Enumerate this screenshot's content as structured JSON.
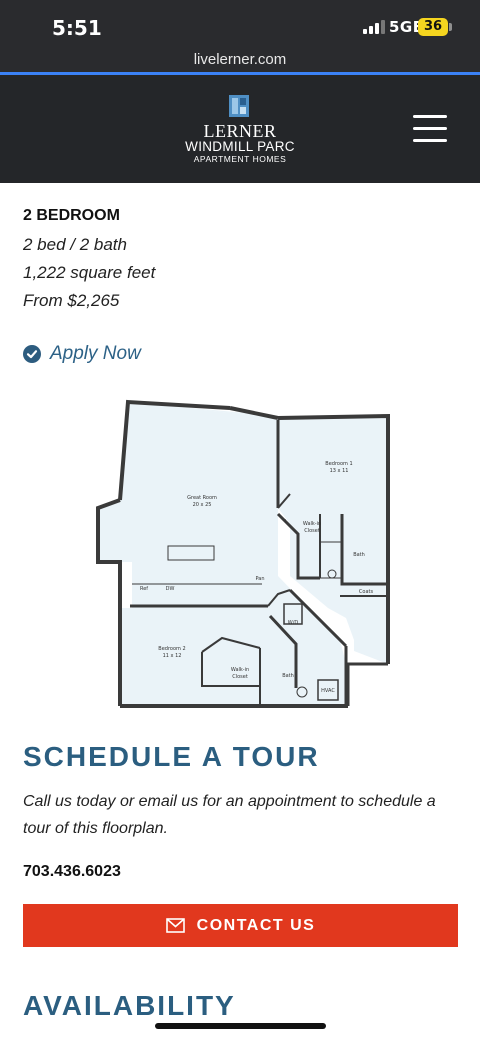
{
  "status_bar": {
    "time": "5:51",
    "network": "5GE",
    "battery": "36"
  },
  "browser": {
    "url": "livelerner.com"
  },
  "header": {
    "brand": "LERNER",
    "property": "WINDMILL PARC",
    "tagline": "APARTMENT HOMES",
    "icons": {
      "logo": "lerner-logo-icon",
      "menu": "hamburger-menu-icon"
    }
  },
  "plan": {
    "name": "2 BEDROOM",
    "beds_baths": "2 bed / 2 bath",
    "area": "1,222 square feet",
    "price": "From $2,265",
    "apply_label": "Apply Now",
    "apply_icon": "check-circle-icon"
  },
  "floorplan_labels": {
    "great_room": "Great Room",
    "great_room_size": "20 x 25",
    "bedroom1": "Bedroom 1",
    "bedroom1_size": "13 x 11",
    "bedroom2": "Bedroom 2",
    "bedroom2_size": "11 x 12",
    "walk_in_a": "Walk-in",
    "closet_a": "Closet",
    "walk_in_b": "Walk-in",
    "closet_b": "Closet",
    "bath1": "Bath",
    "bath2": "Bath",
    "coats": "Coats",
    "pan": "Pan",
    "wd": "W/D",
    "hvac": "HVAC",
    "ref": "Ref",
    "dw": "DW",
    "linen": "L"
  },
  "tour": {
    "title": "SCHEDULE A TOUR",
    "description": "Call us today or email us for an appointment to schedule a tour of this floorplan.",
    "phone": "703.436.6023",
    "contact_label": "CONTACT US",
    "contact_icon": "mail-icon"
  },
  "availability": {
    "title": "AVAILABILITY"
  },
  "colors": {
    "header_bg": "#242629",
    "accent_blue": "#2b5e80",
    "cta_red": "#e1381e",
    "floor_fill": "#eaf3f8"
  }
}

Directions
Show every line in the entries where the string "this" occurs.

Written answer
Enumerate this screenshot's content as structured JSON.
    "description": "Call us today or email us for an appointment to schedule a tour of this floorplan.",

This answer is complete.